*Required task*:
Reproduce every one of the records below verbatim, line for line.

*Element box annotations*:

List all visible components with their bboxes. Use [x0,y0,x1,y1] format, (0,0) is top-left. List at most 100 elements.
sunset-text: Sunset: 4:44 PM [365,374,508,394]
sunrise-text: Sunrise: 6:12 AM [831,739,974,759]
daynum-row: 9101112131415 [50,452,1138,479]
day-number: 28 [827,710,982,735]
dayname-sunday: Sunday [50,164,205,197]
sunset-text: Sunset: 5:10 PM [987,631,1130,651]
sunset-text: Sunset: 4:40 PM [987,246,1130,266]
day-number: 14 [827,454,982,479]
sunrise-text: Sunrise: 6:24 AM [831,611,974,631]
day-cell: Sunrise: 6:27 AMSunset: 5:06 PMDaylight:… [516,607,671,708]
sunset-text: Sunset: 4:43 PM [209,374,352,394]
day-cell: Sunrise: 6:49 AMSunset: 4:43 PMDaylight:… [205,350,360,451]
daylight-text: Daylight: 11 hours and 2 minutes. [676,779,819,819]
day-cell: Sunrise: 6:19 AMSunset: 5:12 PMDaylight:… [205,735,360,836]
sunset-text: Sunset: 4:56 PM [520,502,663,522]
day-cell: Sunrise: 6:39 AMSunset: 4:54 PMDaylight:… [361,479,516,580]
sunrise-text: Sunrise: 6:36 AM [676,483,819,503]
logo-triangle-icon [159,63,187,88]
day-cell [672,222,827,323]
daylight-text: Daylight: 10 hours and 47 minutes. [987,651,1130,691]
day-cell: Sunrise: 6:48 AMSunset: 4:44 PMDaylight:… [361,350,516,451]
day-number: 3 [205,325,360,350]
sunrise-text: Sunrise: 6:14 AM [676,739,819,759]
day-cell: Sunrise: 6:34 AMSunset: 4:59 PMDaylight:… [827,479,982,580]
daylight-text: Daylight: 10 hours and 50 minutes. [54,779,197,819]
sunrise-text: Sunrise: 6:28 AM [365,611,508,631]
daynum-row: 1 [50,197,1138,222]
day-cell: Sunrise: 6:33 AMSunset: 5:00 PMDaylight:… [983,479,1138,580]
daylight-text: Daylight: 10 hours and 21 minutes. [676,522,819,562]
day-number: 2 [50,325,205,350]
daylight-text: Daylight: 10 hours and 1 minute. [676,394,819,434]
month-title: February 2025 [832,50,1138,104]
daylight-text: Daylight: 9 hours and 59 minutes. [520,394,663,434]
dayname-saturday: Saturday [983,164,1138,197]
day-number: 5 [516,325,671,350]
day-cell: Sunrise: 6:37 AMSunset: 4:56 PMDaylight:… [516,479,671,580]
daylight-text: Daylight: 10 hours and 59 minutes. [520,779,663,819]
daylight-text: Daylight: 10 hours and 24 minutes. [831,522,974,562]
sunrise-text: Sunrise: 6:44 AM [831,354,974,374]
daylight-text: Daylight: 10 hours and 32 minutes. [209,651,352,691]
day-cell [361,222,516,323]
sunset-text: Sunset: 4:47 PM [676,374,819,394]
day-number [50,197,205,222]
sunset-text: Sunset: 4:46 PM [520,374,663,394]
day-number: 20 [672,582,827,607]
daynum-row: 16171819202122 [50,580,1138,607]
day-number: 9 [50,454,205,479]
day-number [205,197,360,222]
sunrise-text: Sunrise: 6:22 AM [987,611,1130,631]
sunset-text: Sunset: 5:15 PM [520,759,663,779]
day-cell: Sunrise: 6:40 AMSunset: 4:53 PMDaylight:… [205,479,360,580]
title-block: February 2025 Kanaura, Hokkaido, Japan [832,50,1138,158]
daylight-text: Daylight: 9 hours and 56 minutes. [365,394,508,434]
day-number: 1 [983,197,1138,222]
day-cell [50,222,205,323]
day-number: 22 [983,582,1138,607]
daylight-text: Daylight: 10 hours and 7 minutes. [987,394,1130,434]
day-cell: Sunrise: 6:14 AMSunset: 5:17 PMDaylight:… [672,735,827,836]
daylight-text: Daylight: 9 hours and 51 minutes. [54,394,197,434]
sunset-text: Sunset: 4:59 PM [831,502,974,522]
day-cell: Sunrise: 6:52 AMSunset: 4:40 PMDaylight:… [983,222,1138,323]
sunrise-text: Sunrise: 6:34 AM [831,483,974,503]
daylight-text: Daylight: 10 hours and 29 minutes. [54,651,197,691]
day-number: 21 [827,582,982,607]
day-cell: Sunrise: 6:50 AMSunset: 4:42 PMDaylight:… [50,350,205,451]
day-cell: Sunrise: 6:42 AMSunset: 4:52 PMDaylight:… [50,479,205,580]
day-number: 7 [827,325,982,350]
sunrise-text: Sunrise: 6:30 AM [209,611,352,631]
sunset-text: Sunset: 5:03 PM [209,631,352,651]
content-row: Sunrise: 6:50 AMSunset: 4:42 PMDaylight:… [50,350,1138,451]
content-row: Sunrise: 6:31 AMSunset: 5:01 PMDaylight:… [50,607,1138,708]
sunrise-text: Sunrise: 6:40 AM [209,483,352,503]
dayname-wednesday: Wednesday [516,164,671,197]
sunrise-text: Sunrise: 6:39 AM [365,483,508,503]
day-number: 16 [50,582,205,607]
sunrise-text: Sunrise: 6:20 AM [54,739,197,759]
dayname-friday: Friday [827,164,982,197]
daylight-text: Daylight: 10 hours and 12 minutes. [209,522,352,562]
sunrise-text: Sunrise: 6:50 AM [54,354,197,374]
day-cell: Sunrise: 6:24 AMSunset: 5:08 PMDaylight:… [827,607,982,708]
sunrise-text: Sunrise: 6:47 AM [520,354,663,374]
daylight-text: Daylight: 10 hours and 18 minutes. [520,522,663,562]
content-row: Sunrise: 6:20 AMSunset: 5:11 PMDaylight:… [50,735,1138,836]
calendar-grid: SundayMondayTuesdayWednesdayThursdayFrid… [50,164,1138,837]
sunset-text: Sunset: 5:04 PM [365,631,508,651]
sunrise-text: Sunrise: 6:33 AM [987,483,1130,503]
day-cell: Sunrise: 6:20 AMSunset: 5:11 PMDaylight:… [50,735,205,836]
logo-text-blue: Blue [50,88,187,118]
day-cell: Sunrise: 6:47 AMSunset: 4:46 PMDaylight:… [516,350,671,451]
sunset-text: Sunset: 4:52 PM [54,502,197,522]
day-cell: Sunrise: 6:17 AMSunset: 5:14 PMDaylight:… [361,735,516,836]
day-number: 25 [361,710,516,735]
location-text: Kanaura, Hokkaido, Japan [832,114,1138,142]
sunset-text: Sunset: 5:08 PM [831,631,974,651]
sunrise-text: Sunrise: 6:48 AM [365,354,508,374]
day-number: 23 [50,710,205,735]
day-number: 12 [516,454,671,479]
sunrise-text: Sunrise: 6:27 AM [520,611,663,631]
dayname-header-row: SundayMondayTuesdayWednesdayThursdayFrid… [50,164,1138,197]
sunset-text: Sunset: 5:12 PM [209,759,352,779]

*The result*:
List all visible components with their bboxes. Use [x0,y0,x1,y1] format, (0,0) is top-left. List at most 100 elements.
sunset-text: Sunset: 4:44 PM [365,374,508,394]
sunrise-text: Sunrise: 6:12 AM [831,739,974,759]
daynum-row: 9101112131415 [50,452,1138,479]
day-number: 28 [827,710,982,735]
dayname-sunday: Sunday [50,164,205,197]
sunset-text: Sunset: 5:10 PM [987,631,1130,651]
sunset-text: Sunset: 4:40 PM [987,246,1130,266]
day-number: 14 [827,454,982,479]
sunrise-text: Sunrise: 6:24 AM [831,611,974,631]
day-cell: Sunrise: 6:27 AMSunset: 5:06 PMDaylight:… [516,607,671,708]
sunset-text: Sunset: 4:43 PM [209,374,352,394]
day-cell: Sunrise: 6:49 AMSunset: 4:43 PMDaylight:… [205,350,360,451]
daylight-text: Daylight: 11 hours and 2 minutes. [676,779,819,819]
day-cell: Sunrise: 6:19 AMSunset: 5:12 PMDaylight:… [205,735,360,836]
sunset-text: Sunset: 4:56 PM [520,502,663,522]
day-cell: Sunrise: 6:39 AMSunset: 4:54 PMDaylight:… [361,479,516,580]
sunrise-text: Sunrise: 6:36 AM [676,483,819,503]
logo-triangle-icon [159,63,187,88]
day-cell [672,222,827,323]
daylight-text: Daylight: 10 hours and 47 minutes. [987,651,1130,691]
day-cell: Sunrise: 6:48 AMSunset: 4:44 PMDaylight:… [361,350,516,451]
day-number: 3 [205,325,360,350]
sunrise-text: Sunrise: 6:14 AM [676,739,819,759]
day-cell: Sunrise: 6:34 AMSunset: 4:59 PMDaylight:… [827,479,982,580]
daylight-text: Daylight: 10 hours and 50 minutes. [54,779,197,819]
sunrise-text: Sunrise: 6:28 AM [365,611,508,631]
daynum-row: 1 [50,197,1138,222]
day-cell: Sunrise: 6:33 AMSunset: 5:00 PMDaylight:… [983,479,1138,580]
daylight-text: Daylight: 10 hours and 21 minutes. [676,522,819,562]
day-number: 2 [50,325,205,350]
daylight-text: Daylight: 10 hours and 1 minute. [676,394,819,434]
month-title: February 2025 [832,50,1138,104]
daylight-text: Daylight: 9 hours and 59 minutes. [520,394,663,434]
dayname-saturday: Saturday [983,164,1138,197]
day-number: 5 [516,325,671,350]
day-cell: Sunrise: 6:37 AMSunset: 4:56 PMDaylight:… [516,479,671,580]
daylight-text: Daylight: 10 hours and 59 minutes. [520,779,663,819]
daylight-text: Daylight: 10 hours and 24 minutes. [831,522,974,562]
sunrise-text: Sunrise: 6:44 AM [831,354,974,374]
daylight-text: Daylight: 10 hours and 32 minutes. [209,651,352,691]
day-cell [361,222,516,323]
sunset-text: Sunset: 4:47 PM [676,374,819,394]
day-number [50,197,205,222]
sunset-text: Sunset: 4:46 PM [520,374,663,394]
day-number: 20 [672,582,827,607]
daynum-row: 16171819202122 [50,580,1138,607]
day-number: 9 [50,454,205,479]
day-number [205,197,360,222]
sunrise-text: Sunrise: 6:22 AM [987,611,1130,631]
sunset-text: Sunset: 5:15 PM [520,759,663,779]
day-cell: Sunrise: 6:40 AMSunset: 4:53 PMDaylight:… [205,479,360,580]
title-block: February 2025 Kanaura, Hokkaido, Japan [832,50,1138,158]
daylight-text: Daylight: 9 hours and 56 minutes. [365,394,508,434]
day-number: 1 [983,197,1138,222]
day-cell [50,222,205,323]
day-number: 22 [983,582,1138,607]
daylight-text: Daylight: 10 hours and 7 minutes. [987,394,1130,434]
day-cell: Sunrise: 6:14 AMSunset: 5:17 PMDaylight:… [672,735,827,836]
daylight-text: Daylight: 9 hours and 51 minutes. [54,394,197,434]
sunset-text: Sunset: 4:59 PM [831,502,974,522]
day-cell: Sunrise: 6:52 AMSunset: 4:40 PMDaylight:… [983,222,1138,323]
sunrise-text: Sunrise: 6:34 AM [831,483,974,503]
daylight-text: Daylight: 10 hours and 29 minutes. [54,651,197,691]
day-number: 21 [827,582,982,607]
day-cell: Sunrise: 6:50 AMSunset: 4:42 PMDaylight:… [50,350,205,451]
day-cell: Sunrise: 6:42 AMSunset: 4:52 PMDaylight:… [50,479,205,580]
day-number: 7 [827,325,982,350]
sunrise-text: Sunrise: 6:30 AM [209,611,352,631]
sunset-text: Sunset: 5:03 PM [209,631,352,651]
content-row: Sunrise: 6:50 AMSunset: 4:42 PMDaylight:… [50,350,1138,451]
content-row: Sunrise: 6:31 AMSunset: 5:01 PMDaylight:… [50,607,1138,708]
sunrise-text: Sunrise: 6:40 AM [209,483,352,503]
dayname-wednesday: Wednesday [516,164,671,197]
sunrise-text: Sunrise: 6:39 AM [365,483,508,503]
day-number: 16 [50,582,205,607]
sunrise-text: Sunrise: 6:20 AM [54,739,197,759]
dayname-friday: Friday [827,164,982,197]
daylight-text: Daylight: 10 hours and 12 minutes. [209,522,352,562]
sunrise-text: Sunrise: 6:50 AM [54,354,197,374]
day-cell: Sunrise: 6:24 AMSunset: 5:08 PMDaylight:… [827,607,982,708]
sunrise-text: Sunrise: 6:47 AM [520,354,663,374]
daylight-text: Daylight: 10 hours and 18 minutes. [520,522,663,562]
content-row: Sunrise: 6:20 AMSunset: 5:11 PMDaylight:… [50,735,1138,836]
calendar-grid: SundayMondayTuesdayWednesdayThursdayFrid… [50,164,1138,837]
sunset-text: Sunset: 5:04 PM [365,631,508,651]
sunrise-text: Sunrise: 6:33 AM [987,483,1130,503]
day-cell: Sunrise: 6:20 AMSunset: 5:11 PMDaylight:… [50,735,205,836]
logo-text-blue: Blue [50,88,187,118]
day-cell: Sunrise: 6:47 AMSunset: 4:46 PMDaylight:… [516,350,671,451]
sunset-text: Sunset: 4:52 PM [54,502,197,522]
day-cell: Sunrise: 6:17 AMSunset: 5:14 PMDaylight:… [361,735,516,836]
day-number: 25 [361,710,516,735]
location-text: Kanaura, Hokkaido, Japan [832,114,1138,142]
sunset-text: Sunset: 5:08 PM [831,631,974,651]
sunrise-text: Sunrise: 6:48 AM [365,354,508,374]
day-number: 23 [50,710,205,735]
day-number: 12 [516,454,671,479]
sunrise-text: Sunrise: 6:27 AM [520,611,663,631]
dayname-header-row: SundayMondayTuesdayWednesdayThursdayFrid… [50,164,1138,197]
sunset-text: Sunset: 5:12 PM [209,759,352,779]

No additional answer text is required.